= DIRECTIONS =
From the listing below, extract each line containing the string "الرازي".

====

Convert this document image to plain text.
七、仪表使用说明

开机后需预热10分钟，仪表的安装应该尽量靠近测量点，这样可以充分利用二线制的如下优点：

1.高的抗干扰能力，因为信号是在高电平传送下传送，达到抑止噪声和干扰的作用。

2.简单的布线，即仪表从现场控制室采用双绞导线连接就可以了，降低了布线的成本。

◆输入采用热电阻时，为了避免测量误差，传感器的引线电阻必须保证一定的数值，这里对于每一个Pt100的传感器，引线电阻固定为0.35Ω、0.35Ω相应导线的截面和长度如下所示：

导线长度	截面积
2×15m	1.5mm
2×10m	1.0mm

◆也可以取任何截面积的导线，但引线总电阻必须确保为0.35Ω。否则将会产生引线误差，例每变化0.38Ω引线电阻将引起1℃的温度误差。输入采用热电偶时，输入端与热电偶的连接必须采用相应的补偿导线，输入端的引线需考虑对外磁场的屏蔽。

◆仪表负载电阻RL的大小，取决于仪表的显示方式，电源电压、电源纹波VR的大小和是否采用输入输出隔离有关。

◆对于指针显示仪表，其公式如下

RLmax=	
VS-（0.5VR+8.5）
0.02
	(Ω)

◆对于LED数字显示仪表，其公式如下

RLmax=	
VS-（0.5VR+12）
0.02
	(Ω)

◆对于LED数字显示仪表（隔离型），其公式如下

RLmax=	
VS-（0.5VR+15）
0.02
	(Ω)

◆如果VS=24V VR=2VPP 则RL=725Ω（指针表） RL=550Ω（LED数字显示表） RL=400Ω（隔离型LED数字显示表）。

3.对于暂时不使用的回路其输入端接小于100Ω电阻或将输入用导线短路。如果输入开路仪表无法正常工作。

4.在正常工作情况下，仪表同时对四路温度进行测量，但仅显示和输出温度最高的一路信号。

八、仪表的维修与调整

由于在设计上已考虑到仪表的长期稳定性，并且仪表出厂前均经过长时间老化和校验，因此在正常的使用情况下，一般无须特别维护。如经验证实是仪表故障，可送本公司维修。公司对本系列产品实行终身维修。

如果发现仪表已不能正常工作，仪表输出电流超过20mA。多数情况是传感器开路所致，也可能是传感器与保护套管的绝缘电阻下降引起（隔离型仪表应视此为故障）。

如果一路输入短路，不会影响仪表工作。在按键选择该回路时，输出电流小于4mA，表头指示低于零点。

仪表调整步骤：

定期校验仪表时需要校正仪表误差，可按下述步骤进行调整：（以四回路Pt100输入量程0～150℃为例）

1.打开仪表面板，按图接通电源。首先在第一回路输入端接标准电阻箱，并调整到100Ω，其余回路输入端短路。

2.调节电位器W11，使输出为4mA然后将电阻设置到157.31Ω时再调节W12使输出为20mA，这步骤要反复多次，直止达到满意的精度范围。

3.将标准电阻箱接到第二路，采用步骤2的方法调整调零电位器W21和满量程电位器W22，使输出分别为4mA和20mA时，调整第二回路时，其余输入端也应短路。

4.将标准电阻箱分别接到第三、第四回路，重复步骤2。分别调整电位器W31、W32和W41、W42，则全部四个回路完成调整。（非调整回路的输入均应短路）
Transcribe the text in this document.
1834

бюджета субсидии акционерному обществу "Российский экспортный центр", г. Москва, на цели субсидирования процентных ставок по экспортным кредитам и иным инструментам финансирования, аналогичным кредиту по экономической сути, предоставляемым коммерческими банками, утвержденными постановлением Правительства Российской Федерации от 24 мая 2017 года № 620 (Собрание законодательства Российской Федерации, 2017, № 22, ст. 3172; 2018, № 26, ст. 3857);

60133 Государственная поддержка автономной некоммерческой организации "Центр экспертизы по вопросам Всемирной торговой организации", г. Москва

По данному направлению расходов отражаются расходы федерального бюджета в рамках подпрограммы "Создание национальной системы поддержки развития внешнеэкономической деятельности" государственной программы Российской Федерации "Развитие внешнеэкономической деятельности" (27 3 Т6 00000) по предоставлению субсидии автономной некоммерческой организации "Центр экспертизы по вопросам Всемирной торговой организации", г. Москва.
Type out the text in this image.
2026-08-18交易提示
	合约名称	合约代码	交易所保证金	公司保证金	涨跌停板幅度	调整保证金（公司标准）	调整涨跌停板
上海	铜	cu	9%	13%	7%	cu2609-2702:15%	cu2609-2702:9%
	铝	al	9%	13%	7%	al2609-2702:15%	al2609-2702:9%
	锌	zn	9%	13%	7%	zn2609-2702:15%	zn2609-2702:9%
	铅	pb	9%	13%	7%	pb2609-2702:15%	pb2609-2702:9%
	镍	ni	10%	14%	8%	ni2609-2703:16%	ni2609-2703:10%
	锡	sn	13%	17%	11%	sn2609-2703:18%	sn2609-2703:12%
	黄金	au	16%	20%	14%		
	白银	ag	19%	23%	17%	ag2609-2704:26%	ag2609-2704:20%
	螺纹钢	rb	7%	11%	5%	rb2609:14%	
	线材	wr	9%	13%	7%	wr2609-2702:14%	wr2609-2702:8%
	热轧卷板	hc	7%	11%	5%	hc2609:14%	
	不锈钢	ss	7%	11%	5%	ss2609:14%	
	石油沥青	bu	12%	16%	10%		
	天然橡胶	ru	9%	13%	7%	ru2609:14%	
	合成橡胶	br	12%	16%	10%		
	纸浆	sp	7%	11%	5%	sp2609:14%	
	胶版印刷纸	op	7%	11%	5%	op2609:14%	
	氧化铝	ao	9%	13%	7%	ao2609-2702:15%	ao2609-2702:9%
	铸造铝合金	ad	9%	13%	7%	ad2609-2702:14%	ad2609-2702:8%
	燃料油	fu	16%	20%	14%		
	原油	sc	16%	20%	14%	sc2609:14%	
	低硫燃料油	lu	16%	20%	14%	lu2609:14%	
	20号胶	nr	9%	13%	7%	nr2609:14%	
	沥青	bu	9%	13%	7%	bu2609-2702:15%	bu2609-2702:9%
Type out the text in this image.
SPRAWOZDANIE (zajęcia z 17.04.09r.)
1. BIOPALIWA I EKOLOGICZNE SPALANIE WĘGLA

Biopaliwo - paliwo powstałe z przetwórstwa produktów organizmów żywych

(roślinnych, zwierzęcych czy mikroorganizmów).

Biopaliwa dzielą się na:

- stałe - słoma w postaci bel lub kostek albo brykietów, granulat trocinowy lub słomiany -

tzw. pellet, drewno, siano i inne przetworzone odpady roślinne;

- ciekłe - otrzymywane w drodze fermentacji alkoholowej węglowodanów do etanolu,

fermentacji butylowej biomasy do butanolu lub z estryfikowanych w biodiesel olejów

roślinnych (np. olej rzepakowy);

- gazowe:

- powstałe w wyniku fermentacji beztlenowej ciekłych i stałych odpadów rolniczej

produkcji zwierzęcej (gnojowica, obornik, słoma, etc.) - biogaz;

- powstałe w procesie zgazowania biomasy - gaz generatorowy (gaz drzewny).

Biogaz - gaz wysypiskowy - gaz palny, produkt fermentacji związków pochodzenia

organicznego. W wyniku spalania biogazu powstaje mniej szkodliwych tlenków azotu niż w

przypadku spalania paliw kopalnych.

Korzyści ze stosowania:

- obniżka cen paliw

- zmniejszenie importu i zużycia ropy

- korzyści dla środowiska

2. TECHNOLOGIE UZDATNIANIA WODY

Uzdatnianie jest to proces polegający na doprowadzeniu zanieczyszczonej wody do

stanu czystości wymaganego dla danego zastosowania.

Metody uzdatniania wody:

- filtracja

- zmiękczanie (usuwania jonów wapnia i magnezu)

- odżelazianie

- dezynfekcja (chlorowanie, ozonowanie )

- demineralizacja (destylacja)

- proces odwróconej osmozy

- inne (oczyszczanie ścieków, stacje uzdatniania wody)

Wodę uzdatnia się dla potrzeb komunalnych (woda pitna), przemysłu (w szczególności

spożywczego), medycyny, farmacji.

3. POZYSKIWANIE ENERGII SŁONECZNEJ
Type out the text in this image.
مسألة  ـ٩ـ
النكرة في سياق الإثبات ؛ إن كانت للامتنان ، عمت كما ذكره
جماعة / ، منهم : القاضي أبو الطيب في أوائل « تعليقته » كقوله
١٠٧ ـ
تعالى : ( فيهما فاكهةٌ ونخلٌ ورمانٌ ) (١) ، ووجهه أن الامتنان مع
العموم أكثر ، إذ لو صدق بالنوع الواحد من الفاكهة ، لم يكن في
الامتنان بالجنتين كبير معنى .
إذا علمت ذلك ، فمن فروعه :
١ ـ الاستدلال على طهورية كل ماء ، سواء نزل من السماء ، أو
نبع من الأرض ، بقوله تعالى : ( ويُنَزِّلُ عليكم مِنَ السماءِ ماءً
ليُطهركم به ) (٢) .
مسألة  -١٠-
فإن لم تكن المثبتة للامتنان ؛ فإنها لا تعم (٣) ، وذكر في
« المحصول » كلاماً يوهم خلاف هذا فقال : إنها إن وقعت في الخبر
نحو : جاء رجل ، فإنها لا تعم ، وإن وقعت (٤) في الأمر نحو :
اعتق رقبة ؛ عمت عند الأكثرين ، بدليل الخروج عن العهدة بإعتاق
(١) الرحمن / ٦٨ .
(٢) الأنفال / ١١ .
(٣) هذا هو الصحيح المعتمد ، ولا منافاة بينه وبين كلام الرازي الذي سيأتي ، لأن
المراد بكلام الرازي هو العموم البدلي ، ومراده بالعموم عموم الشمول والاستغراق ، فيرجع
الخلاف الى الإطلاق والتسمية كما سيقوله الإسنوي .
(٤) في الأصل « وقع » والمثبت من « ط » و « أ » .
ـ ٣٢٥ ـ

====

= EXERCISE RESULT =
(٣) هذا هو الصحيح المعتمد ، ولا منافاة بينه وبين كلام الرازي الذي سيأتي ، لأن
المراد بكلام الرازي هو العموم البدلي ، ومراده بالعموم عموم الشمول والاستغراق ، فيرجع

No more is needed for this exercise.